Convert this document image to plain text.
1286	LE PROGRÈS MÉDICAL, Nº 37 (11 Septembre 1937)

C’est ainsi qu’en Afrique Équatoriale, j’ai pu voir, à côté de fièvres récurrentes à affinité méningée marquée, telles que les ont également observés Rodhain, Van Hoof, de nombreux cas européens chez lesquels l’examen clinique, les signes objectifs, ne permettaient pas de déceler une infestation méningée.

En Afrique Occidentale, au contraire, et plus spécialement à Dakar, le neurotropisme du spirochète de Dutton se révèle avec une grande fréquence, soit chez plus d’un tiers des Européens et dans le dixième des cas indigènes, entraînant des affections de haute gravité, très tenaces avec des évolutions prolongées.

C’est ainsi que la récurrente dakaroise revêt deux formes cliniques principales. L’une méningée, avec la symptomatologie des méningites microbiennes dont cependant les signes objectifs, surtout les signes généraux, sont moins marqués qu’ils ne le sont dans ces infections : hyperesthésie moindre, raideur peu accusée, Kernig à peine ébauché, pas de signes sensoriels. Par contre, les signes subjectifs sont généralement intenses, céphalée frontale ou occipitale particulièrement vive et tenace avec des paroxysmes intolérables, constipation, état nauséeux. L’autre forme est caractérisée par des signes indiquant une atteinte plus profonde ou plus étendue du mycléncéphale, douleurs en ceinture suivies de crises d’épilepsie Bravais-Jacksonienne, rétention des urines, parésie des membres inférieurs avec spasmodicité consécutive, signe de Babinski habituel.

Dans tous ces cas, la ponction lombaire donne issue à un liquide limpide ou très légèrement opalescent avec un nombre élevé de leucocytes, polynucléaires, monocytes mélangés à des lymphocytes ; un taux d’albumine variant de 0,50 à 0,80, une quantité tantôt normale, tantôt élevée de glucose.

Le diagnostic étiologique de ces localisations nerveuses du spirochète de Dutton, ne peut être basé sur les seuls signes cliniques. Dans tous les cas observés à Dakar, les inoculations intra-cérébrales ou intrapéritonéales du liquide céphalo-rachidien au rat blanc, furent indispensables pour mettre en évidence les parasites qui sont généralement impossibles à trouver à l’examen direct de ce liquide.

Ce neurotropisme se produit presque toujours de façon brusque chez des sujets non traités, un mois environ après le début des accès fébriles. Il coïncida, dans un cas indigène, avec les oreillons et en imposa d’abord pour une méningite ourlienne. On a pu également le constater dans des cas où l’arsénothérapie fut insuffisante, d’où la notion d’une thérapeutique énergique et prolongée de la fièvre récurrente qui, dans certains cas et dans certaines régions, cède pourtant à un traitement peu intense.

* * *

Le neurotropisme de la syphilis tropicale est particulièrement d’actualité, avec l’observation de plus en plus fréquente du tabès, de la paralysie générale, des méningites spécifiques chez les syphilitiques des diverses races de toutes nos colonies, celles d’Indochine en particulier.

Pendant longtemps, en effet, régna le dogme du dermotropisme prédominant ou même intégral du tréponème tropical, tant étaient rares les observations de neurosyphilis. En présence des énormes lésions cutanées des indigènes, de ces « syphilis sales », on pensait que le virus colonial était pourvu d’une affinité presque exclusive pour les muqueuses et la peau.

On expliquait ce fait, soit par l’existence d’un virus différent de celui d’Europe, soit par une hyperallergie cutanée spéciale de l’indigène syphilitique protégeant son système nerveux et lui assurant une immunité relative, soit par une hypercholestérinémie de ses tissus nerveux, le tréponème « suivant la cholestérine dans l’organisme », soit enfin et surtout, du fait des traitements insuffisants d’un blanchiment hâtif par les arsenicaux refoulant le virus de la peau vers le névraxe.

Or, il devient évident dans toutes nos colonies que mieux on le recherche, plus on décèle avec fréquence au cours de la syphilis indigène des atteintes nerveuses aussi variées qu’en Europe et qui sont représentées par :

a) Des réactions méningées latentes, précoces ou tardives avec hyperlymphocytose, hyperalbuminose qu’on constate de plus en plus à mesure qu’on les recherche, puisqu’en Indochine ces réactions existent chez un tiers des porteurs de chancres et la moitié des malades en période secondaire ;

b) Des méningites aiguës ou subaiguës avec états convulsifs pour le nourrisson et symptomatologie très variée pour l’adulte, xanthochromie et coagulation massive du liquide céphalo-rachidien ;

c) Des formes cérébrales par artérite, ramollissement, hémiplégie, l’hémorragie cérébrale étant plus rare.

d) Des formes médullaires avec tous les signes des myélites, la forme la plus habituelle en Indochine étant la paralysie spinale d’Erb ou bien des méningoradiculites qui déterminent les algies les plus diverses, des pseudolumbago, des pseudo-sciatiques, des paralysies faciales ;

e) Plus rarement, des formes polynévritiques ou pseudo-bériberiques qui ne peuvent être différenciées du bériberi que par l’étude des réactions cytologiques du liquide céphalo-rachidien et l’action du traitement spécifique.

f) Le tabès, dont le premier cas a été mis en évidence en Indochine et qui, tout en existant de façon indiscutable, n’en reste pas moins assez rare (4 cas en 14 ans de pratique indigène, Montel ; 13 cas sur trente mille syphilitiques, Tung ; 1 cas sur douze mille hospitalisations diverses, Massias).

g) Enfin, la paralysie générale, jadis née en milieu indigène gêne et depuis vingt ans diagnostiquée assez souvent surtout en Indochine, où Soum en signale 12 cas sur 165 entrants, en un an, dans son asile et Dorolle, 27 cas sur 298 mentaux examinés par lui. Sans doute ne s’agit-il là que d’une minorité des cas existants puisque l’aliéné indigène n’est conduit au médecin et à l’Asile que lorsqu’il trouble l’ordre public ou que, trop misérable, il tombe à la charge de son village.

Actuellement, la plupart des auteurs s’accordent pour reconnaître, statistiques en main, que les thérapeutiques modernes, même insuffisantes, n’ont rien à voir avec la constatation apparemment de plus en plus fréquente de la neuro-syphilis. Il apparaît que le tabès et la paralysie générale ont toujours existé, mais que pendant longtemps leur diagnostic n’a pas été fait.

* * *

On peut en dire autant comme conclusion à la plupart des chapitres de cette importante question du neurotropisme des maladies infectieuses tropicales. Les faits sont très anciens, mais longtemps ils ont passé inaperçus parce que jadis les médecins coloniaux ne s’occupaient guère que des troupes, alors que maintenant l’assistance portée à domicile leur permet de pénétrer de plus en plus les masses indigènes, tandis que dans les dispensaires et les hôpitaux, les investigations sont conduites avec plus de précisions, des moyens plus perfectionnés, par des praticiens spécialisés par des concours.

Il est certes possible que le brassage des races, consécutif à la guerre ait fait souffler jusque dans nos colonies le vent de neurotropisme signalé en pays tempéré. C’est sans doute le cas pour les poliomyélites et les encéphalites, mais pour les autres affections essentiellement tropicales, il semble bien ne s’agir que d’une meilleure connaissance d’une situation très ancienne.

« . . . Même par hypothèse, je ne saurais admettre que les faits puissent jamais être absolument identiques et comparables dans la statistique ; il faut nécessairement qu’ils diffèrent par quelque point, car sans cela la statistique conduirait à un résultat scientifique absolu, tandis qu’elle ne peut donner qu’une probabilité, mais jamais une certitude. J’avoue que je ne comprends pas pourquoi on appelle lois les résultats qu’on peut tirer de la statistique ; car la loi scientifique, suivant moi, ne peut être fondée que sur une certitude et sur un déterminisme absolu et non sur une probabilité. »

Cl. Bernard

◆ Brief
Write the data out once more. Keep every word the same.

◆ Answer box
Convert this document image to plain text.
1286	LE PROGRÈS MÉDICAL, Nº 37 (11 Septembre 1937)

C’est ainsi qu’en Afrique Équatoriale, j’ai pu voir, à côté de fièvres récurrentes à affinité méningée marquée, telles que les ont également observés Rodhain, Van Hoof, de nombreux cas européens chez lesquels l’examen clinique, les signes objectifs, ne permettaient pas de déceler une infestation méningée.

En Afrique Occidentale, au contraire, et plus spécialement à Dakar, le neurotropisme du spirochète de Dutton se révèle avec une grande fréquence, soit chez plus d’un tiers des Européens et dans le dixième des cas indigènes, entraînant des affections de haute gravité, très tenaces avec des évolutions prolongées.

C’est ainsi que la récurrente dakaroise revêt deux formes cliniques principales. L’une méningée, avec la symptomatologie des méningites microbiennes dont cependant les signes objectifs, surtout les signes généraux, sont moins marqués qu’ils ne le sont dans ces infections : hyperesthésie moindre, raideur peu accusée, Kernig à peine ébauché, pas de signes sensoriels. Par contre, les signes subjectifs sont généralement intenses, céphalée frontale ou occipitale particulièrement vive et tenace avec des paroxysmes intolérables, constipation, état nauséeux. L’autre forme est caractérisée par des signes indiquant une atteinte plus profonde ou plus étendue du mycléncéphale, douleurs en ceinture suivies de crises d’épilepsie Bravais-Jacksonienne, rétention des urines, parésie des membres inférieurs avec spasmodicité consécutive, signe de Babinski habituel.

Dans tous ces cas, la ponction lombaire donne issue à un liquide limpide ou très légèrement opalescent avec un nombre élevé de leucocytes, polynucléaires, monocytes mélangés à des lymphocytes ; un taux d’albumine variant de 0,50 à 0,80, une quantité tantôt normale, tantôt élevée de glucose.

Le diagnostic étiologique de ces localisations nerveuses du spirochète de Dutton, ne peut être basé sur les seuls signes cliniques. Dans tous les cas observés à Dakar, les inoculations intra-cérébrales ou intrapéritonéales du liquide céphalo-rachidien au rat blanc, furent indispensables pour mettre en évidence les parasites qui sont généralement impossibles à trouver à l’examen direct de ce liquide.

Ce neurotropisme se produit presque toujours de façon brusque chez des sujets non traités, un mois environ après le début des accès fébriles. Il coïncida, dans un cas indigène, avec les oreillons et en imposa d’abord pour une méningite ourlienne. On a pu également le constater dans des cas où l’arsénothérapie fut insuffisante, d’où la notion d’une thérapeutique énergique et prolongée de la fièvre récurrente qui, dans certains cas et dans certaines régions, cède pourtant à un traitement peu intense.

* * *

Le neurotropisme de la syphilis tropicale est particulièrement d’actualité, avec l’observation de plus en plus fréquente du tabès, de la paralysie générale, des méningites spécifiques chez les syphilitiques des diverses races de toutes nos colonies, celles d’Indochine en particulier.

Pendant longtemps, en effet, régna le dogme du dermotropisme prédominant ou même intégral du tréponème tropical, tant étaient rares les observations de neurosyphilis. En présence des énormes lésions cutanées des indigènes, de ces « syphilis sales », on pensait que le virus colonial était pourvu d’une affinité presque exclusive pour les muqueuses et la peau.

On expliquait ce fait, soit par l’existence d’un virus différent de celui d’Europe, soit par une hyperallergie cutanée spéciale de l’indigène syphilitique protégeant son système nerveux et lui assurant une immunité relative, soit par une hypercholestérinémie de ses tissus nerveux, le tréponème « suivant la cholestérine dans l’organisme », soit enfin et surtout, du fait des traitements insuffisants d’un blanchiment hâtif par les arsenicaux refoulant le virus de la peau vers le névraxe.

Or, il devient évident dans toutes nos colonies que mieux on le recherche, plus on décèle avec fréquence au cours de la syphilis indigène des atteintes nerveuses aussi variées qu’en Europe et qui sont représentées par :

a) Des réactions méningées latentes, précoces ou tardives avec hyperlymphocytose, hyperalbuminose qu’on constate de plus en plus à mesure qu’on les recherche, puisqu’en Indochine ces réactions existent chez un tiers des porteurs de chancres et la moitié des malades en période secondaire ;

b) Des méningites aiguës ou subaiguës avec états convulsifs pour le nourrisson et symptomatologie très variée pour l’adulte, xanthochromie et coagulation massive du liquide céphalo-rachidien ;

c) Des formes cérébrales par artérite, ramollissement, hémiplégie, l’hémorragie cérébrale étant plus rare.

d) Des formes médullaires avec tous les signes des myélites, la forme la plus habituelle en Indochine étant la paralysie spinale d’Erb ou bien des méningoradiculites qui déterminent les algies les plus diverses, des pseudolumbago, des pseudo-sciatiques, des paralysies faciales ;

e) Plus rarement, des formes polynévritiques ou pseudo-bériberiques qui ne peuvent être différenciées du bériberi que par l’étude des réactions cytologiques du liquide céphalo-rachidien et l’action du traitement spécifique.

f) Le tabès, dont le premier cas a été mis en évidence en Indochine et qui, tout en existant de façon indiscutable, n’en reste pas moins assez rare (4 cas en 14 ans de pratique indigène, Montel ; 13 cas sur trente mille syphilitiques, Tung ; 1 cas sur douze mille hospitalisations diverses, Massias).

g) Enfin, la paralysie générale, jadis née en milieu indigène gêne et depuis vingt ans diagnostiquée assez souvent surtout en Indochine, où Soum en signale 12 cas sur 165 entrants, en un an, dans son asile et Dorolle, 27 cas sur 298 mentaux examinés par lui. Sans doute ne s’agit-il là que d’une minorité des cas existants puisque l’aliéné indigène n’est conduit au médecin et à l’Asile que lorsqu’il trouble l’ordre public ou que, trop misérable, il tombe à la charge de son village.

Actuellement, la plupart des auteurs s’accordent pour reconnaître, statistiques en main, que les thérapeutiques modernes, même insuffisantes, n’ont rien à voir avec la constatation apparemment de plus en plus fréquente de la neuro-syphilis. Il apparaît que le tabès et la paralysie générale ont toujours existé, mais que pendant longtemps leur diagnostic n’a pas été fait.

* * *

On peut en dire autant comme conclusion à la plupart des chapitres de cette importante question du neurotropisme des maladies infectieuses tropicales. Les faits sont très anciens, mais longtemps ils ont passé inaperçus parce que jadis les médecins coloniaux ne s’occupaient guère que des troupes, alors que maintenant l’assistance portée à domicile leur permet de pénétrer de plus en plus les masses indigènes, tandis que dans les dispensaires et les hôpitaux, les investigations sont conduites avec plus de précisions, des moyens plus perfectionnés, par des praticiens spécialisés par des concours.

Il est certes possible que le brassage des races, consécutif à la guerre ait fait souffler jusque dans nos colonies le vent de neurotropisme signalé en pays tempéré. C’est sans doute le cas pour les poliomyélites et les encéphalites, mais pour les autres affections essentiellement tropicales, il semble bien ne s’agir que d’une meilleure connaissance d’une situation très ancienne.

« . . . Même par hypothèse, je ne saurais admettre que les faits puissent jamais être absolument identiques et comparables dans la statistique ; il faut nécessairement qu’ils diffèrent par quelque point, car sans cela la statistique conduirait à un résultat scientifique absolu, tandis qu’elle ne peut donner qu’une probabilité, mais jamais une certitude. J’avoue que je ne comprends pas pourquoi on appelle lois les résultats qu’on peut tirer de la statistique ; car la loi scientifique, suivant moi, ne peut être fondée que sur une certitude et sur un déterminisme absolu et non sur une probabilité. »

Cl. Bernard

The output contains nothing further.